====== EXCERPT TO READ ======

Hi,

I’m stuck on proving something that seems very basic.

```
(* The type of binary relations *)
Definition Relation (A : Type) := A -> A -> Prop.
(* A relation terminates if it has no infinite chain *)
Definition terminates (A : Type) (R : Relation A) : Prop :=
~(exists u : nat -> A, forall k, R (u k) (u (S k))).
(* The "parallel product" of two relations *)
Definition parallel_product (A B : Type) (R : Relation A) (S : Relation B) : Relation (prod A B) :=
fun ab1 ab2 =>
let (a1, b1) := ab1 in
let (a2, b2) := ab2 in
R a1 a2 /\ S b1 b2.
(* If R or S terminates, the parallel product of R and S terminates.
Let's prove this with R. *)
Lemma parallel_product_terminates_if_one_argument_terminates
(A B : Type) (R : Relation A) (S : Relation B) :
terminates A R -> terminates (prod A B) (parallel_product A B R S).
Proof.
(* Let u an infinite chain for the parallel product of R and S. *)
intros H Ha. destruct Ha as [u Hu].
(* Extract an infinite chain for R. *)

======

◆ WORK TO COMPLETE ◆
[1] Repeat everything in the Coq post from "Definition parallel_product (A" down to "(parallel_product A B R S).".
[2] In the Coq post, rewrite the code block that opens with "(* The type of binary relations *)" as a short bulleted list of what it defines and states.
[3] Write the next part of the Coq post, continuing from its last line.

====== DATA RECORDS ======

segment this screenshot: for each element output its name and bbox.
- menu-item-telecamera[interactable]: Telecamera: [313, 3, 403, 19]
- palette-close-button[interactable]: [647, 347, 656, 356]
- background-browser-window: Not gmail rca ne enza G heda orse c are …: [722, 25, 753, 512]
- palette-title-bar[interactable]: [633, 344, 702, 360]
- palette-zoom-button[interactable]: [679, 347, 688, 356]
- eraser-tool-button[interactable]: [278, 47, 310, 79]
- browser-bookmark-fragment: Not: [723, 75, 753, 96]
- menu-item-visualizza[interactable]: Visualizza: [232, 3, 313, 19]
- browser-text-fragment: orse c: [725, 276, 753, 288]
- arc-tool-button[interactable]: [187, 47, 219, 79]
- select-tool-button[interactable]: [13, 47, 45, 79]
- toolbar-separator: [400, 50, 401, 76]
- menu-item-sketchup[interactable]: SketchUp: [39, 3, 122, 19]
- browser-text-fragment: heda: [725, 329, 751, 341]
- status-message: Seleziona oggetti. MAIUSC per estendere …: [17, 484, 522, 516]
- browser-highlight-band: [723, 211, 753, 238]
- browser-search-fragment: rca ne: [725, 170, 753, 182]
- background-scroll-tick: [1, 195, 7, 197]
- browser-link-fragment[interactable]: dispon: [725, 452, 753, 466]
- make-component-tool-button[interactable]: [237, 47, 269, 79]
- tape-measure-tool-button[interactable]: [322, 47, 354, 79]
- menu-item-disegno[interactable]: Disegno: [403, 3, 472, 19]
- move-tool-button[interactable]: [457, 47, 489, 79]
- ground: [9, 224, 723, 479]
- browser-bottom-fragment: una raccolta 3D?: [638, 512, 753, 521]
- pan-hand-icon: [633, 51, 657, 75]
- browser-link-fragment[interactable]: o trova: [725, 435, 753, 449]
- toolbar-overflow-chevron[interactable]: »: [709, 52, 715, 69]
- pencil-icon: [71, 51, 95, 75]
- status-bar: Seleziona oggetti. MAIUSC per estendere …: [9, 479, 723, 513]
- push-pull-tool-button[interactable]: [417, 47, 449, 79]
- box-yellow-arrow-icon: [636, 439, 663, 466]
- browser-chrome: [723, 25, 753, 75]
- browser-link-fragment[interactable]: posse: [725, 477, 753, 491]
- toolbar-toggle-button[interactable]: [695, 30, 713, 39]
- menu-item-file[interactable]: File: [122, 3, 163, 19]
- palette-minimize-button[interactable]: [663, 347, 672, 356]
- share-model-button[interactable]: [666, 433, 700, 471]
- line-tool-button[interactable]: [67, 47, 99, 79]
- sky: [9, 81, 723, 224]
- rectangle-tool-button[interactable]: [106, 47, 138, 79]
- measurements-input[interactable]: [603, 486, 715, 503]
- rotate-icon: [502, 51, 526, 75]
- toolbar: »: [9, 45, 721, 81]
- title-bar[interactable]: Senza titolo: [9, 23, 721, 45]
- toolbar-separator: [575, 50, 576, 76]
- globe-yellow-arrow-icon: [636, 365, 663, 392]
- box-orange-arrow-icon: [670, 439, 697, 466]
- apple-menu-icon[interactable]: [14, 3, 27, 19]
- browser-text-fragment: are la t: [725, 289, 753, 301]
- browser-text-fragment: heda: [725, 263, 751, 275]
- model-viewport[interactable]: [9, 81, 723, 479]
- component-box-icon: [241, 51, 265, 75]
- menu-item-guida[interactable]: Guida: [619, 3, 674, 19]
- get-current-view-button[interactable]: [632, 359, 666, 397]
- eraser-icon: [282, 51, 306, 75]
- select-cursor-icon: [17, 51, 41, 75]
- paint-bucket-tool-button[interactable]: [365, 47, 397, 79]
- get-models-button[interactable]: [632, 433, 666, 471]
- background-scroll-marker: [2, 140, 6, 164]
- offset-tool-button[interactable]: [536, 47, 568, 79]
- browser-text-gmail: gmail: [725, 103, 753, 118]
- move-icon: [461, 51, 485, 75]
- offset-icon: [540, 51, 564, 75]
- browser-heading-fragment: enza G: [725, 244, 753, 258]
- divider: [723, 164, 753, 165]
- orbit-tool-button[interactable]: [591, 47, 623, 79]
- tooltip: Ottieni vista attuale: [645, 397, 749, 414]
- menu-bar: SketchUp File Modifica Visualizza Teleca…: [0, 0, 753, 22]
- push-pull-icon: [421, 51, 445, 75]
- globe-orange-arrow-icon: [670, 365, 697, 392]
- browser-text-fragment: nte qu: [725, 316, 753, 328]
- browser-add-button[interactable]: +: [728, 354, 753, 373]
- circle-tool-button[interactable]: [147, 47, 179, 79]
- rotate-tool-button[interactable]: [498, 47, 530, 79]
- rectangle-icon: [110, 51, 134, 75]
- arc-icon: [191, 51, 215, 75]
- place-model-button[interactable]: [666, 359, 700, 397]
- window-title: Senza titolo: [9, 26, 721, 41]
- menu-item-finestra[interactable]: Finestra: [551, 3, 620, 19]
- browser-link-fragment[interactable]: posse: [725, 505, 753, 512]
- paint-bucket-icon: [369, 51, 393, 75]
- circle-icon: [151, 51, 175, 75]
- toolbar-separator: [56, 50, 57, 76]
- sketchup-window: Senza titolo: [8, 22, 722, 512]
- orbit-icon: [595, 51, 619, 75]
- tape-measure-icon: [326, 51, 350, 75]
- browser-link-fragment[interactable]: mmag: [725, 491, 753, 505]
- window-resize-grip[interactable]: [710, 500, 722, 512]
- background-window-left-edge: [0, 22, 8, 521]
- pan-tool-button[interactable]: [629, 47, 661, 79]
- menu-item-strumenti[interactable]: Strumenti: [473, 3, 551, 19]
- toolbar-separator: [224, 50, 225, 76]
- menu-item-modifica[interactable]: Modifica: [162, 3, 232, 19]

======

◆ TASK-BY-TASK RESULTS ◆
[1]
Definition parallel_product (A B : Type) (R : Relation A) (S : Relation B) : Relation (prod A B) :=
fun ab1 ab2 =>
let (a1, b1) := ab1 in
let (a2, b2) := ab2 in
R a1 a2 /\ S b1 b2.
(* If R or S terminates, the parallel product of R and S terminates.
Let's prove this with R. *)
Lemma parallel_product_terminates_if_one_argument_terminates
(A B : Type) (R : Relation A) (S : Relation B) :
terminates A R -> terminates (prod A B) (parallel_product A B R S).

[2]
- Relation A is the type of binary relations on A, namely A -> A -> Prop.
- A relation R terminates when there is no infinite chain: no u : nat -> A such that R (u k) (u (S k)) holds for every k.
- The parallel product of R and S relates pairs (a1, b1) and (a2, b2) exactly when R a1 a2 and S b1 b2 both hold.
- The lemma states that if R terminates, then the parallel product of R and S terminates.
- The proof opens by taking an infinite chain u for the parallel product, then sets out to extract an infinite chain for R.

[3]
apply H. exists (fun k => let (a, b) := u k in a).
(* Let's show this is indeed an infinite chain for R. *)
intro k. unfold parallel_product in Hu.
Fail apply Hu.
(* Unable to unify "let (a1, b1) := u ?M160 in let (a2, b2) := u (Datatypes.S ?M160) in R a1 a2 /\ S b1 b2"
with "R (let (a, _) := u k in a) (let (a, _) := u (Datatypes.S k) in a)". *)
destruct (u k) as [a b] eqn:Euk. destruct (u (Datatypes.S k)) as [a' b'] eqn:EuSk.
Fail rewrite Euk in Hu.
(* Found no subterm matching "u k" in Hu. *)
```

I can’t apply the hypothesis `Hu`

as-is, apparently because it’s not under the same form (`let`

s are outside the application of `R`

). I tried destructing `(u k)`

and `(u (Datatypes.S k))`

, but Coq doesn’t accept rewriting `Hu`

. Any hints on what I am doing wrong?